Dataset records:
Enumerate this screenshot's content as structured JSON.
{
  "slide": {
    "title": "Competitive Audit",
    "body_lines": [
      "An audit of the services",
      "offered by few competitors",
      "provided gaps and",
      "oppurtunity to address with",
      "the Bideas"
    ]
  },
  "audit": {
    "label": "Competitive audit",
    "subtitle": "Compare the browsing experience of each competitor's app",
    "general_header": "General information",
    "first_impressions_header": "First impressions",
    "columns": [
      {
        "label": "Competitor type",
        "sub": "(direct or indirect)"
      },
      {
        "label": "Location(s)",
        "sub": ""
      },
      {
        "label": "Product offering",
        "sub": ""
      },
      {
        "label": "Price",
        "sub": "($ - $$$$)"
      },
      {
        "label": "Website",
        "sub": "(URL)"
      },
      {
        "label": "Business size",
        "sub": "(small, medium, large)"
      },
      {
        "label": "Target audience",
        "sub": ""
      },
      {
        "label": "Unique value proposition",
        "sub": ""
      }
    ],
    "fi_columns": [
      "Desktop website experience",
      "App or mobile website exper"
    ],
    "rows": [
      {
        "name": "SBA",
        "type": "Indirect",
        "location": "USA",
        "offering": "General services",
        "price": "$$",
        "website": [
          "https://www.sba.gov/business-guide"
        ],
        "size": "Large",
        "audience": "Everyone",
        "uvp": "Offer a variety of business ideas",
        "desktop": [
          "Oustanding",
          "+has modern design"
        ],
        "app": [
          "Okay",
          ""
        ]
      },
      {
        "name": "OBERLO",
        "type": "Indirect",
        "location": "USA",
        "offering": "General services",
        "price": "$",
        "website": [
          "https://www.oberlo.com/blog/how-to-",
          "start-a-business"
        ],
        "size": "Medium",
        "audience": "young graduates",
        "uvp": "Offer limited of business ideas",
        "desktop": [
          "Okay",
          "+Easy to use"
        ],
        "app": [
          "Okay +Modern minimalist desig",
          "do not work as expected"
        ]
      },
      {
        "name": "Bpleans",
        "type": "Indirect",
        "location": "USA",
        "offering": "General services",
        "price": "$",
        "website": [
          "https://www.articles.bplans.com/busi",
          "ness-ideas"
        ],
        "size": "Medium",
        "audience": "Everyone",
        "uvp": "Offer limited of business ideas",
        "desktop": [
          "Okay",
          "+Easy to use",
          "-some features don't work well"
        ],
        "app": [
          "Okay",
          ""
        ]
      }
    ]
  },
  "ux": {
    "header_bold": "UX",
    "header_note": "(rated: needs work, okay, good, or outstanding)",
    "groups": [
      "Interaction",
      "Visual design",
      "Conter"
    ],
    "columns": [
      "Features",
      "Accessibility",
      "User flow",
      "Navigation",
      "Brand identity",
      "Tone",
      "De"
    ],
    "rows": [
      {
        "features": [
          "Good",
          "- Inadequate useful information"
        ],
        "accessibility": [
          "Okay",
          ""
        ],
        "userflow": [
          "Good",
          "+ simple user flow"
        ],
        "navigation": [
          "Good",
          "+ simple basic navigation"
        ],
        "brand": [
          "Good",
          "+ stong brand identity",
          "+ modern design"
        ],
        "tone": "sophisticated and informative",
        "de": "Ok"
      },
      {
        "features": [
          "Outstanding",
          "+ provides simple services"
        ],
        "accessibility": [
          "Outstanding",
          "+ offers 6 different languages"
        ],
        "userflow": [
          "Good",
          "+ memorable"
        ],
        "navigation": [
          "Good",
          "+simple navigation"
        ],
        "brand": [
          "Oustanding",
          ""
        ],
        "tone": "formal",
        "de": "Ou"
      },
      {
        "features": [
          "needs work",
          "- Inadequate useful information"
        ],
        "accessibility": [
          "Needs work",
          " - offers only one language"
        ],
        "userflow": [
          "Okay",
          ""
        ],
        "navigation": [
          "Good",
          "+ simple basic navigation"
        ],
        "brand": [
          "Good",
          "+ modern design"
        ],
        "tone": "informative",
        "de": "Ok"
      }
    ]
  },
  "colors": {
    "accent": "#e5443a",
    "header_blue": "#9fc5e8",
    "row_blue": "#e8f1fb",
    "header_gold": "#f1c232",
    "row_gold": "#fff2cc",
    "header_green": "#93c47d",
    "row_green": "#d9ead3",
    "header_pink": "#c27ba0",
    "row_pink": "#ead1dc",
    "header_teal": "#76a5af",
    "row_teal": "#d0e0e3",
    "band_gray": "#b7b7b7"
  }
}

## DIRECTIONS FOR THIS TASK
Reproduce the full listing exactly.

## TASK OUTPUT
Enumerate this screenshot's content as structured JSON.
{
  "slide": {
    "title": "Competitive Audit",
    "body_lines": [
      "An audit of the services",
      "offered by few competitors",
      "provided gaps and",
      "oppurtunity to address with",
      "the Bideas"
    ]
  },
  "audit": {
    "label": "Competitive audit",
    "subtitle": "Compare the browsing experience of each competitor's app",
    "general_header": "General information",
    "first_impressions_header": "First impressions",
    "columns": [
      {
        "label": "Competitor type",
        "sub": "(direct or indirect)"
      },
      {
        "label": "Location(s)",
        "sub": ""
      },
      {
        "label": "Product offering",
        "sub": ""
      },
      {
        "label": "Price",
        "sub": "($ - $$$$)"
      },
      {
        "label": "Website",
        "sub": "(URL)"
      },
      {
        "label": "Business size",
        "sub": "(small, medium, large)"
      },
      {
        "label": "Target audience",
        "sub": ""
      },
      {
        "label": "Unique value proposition",
        "sub": ""
      }
    ],
    "fi_columns": [
      "Desktop website experience",
      "App or mobile website exper"
    ],
    "rows": [
      {
        "name": "SBA",
        "type": "Indirect",
        "location": "USA",
        "offering": "General services",
        "price": "$$",
        "website": [
          "https://www.sba.gov/business-guide"
        ],
        "size": "Large",
        "audience": "Everyone",
        "uvp": "Offer a variety of business ideas",
        "desktop": [
          "Oustanding",
          "+has modern design"
        ],
        "app": [
          "Okay",
          ""
        ]
      },
      {
        "name": "OBERLO",
        "type": "Indirect",
        "location": "USA",
        "offering": "General services",
        "price": "$",
        "website": [
          "https://www.oberlo.com/blog/how-to-",
          "start-a-business"
        ],
        "size": "Medium",
        "audience": "young graduates",
        "uvp": "Offer limited of business ideas",
        "desktop": [
          "Okay",
          "+Easy to use"
        ],
        "app": [
          "Okay +Modern minimalist desig",
          "do not work as expected"
        ]
      },
      {
        "name": "Bpleans",
        "type": "Indirect",
        "location": "USA",
        "offering": "General services",
        "price": "$",
        "website": [
          "https://www.articles.bplans.com/busi",
          "ness-ideas"
        ],
        "size": "Medium",
        "audience": "Everyone",
        "uvp": "Offer limited of business ideas",
        "desktop": [
          "Okay",
          "+Easy to use",
          "-some features don't work well"
        ],
        "app": [
          "Okay",
          ""
        ]
      }
    ]
  },
  "ux": {
    "header_bold": "UX",
    "header_note": "(rated: needs work, okay, good, or outstanding)",
    "groups": [
      "Interaction",
      "Visual design",
      "Conter"
    ],
    "columns": [
      "Features",
      "Accessibility",
      "User flow",
      "Navigation",
      "Brand identity",
      "Tone",
      "De"
    ],
    "rows": [
      {
        "features": [
          "Good",
          "- Inadequate useful information"
        ],
        "accessibility": [
          "Okay",
          ""
        ],
        "userflow": [
          "Good",
          "+ simple user flow"
        ],
        "navigation": [
          "Good",
          "+ simple basic navigation"
        ],
        "brand": [
          "Good",
          "+ stong brand identity",
          "+ modern design"
        ],
        "tone": "sophisticated and informative",
        "de": "Ok"
      },
      {
        "features": [
          "Outstanding",
          "+ provides simple services"
        ],
        "accessibility": [
          "Outstanding",
          "+ offers 6 different languages"
        ],
        "userflow": [
          "Good",
          "+ memorable"
        ],
        "navigation": [
          "Good",
          "+simple navigation"
        ],
        "brand": [
          "Oustanding",
          ""
        ],
        "tone": "formal",
        "de": "Ou"
      },
      {
        "features": [
          "needs work",
          "- Inadequate useful information"
        ],
        "accessibility": [
          "Needs work",
          " - offers only one language"
        ],
        "userflow": [
          "Okay",
          ""
        ],
        "navigation": [
          "Good",
          "+ simple basic navigation"
        ],
        "brand": [
          "Good",
          "+ modern design"
        ],
        "tone": "informative",
        "de": "Ok"
      }
    ]
  },
  "colors": {
    "accent": "#e5443a",
    "header_blue": "#9fc5e8",
    "row_blue": "#e8f1fb",
    "header_gold": "#f1c232",
    "row_gold": "#fff2cc",
    "header_green": "#93c47d",
    "row_green": "#d9ead3",
    "header_pink": "#c27ba0",
    "row_pink": "#ead1dc",
    "header_teal": "#76a5af",
    "row_teal": "#d0e0e3",
    "band_gray": "#b7b7b7"
  }
}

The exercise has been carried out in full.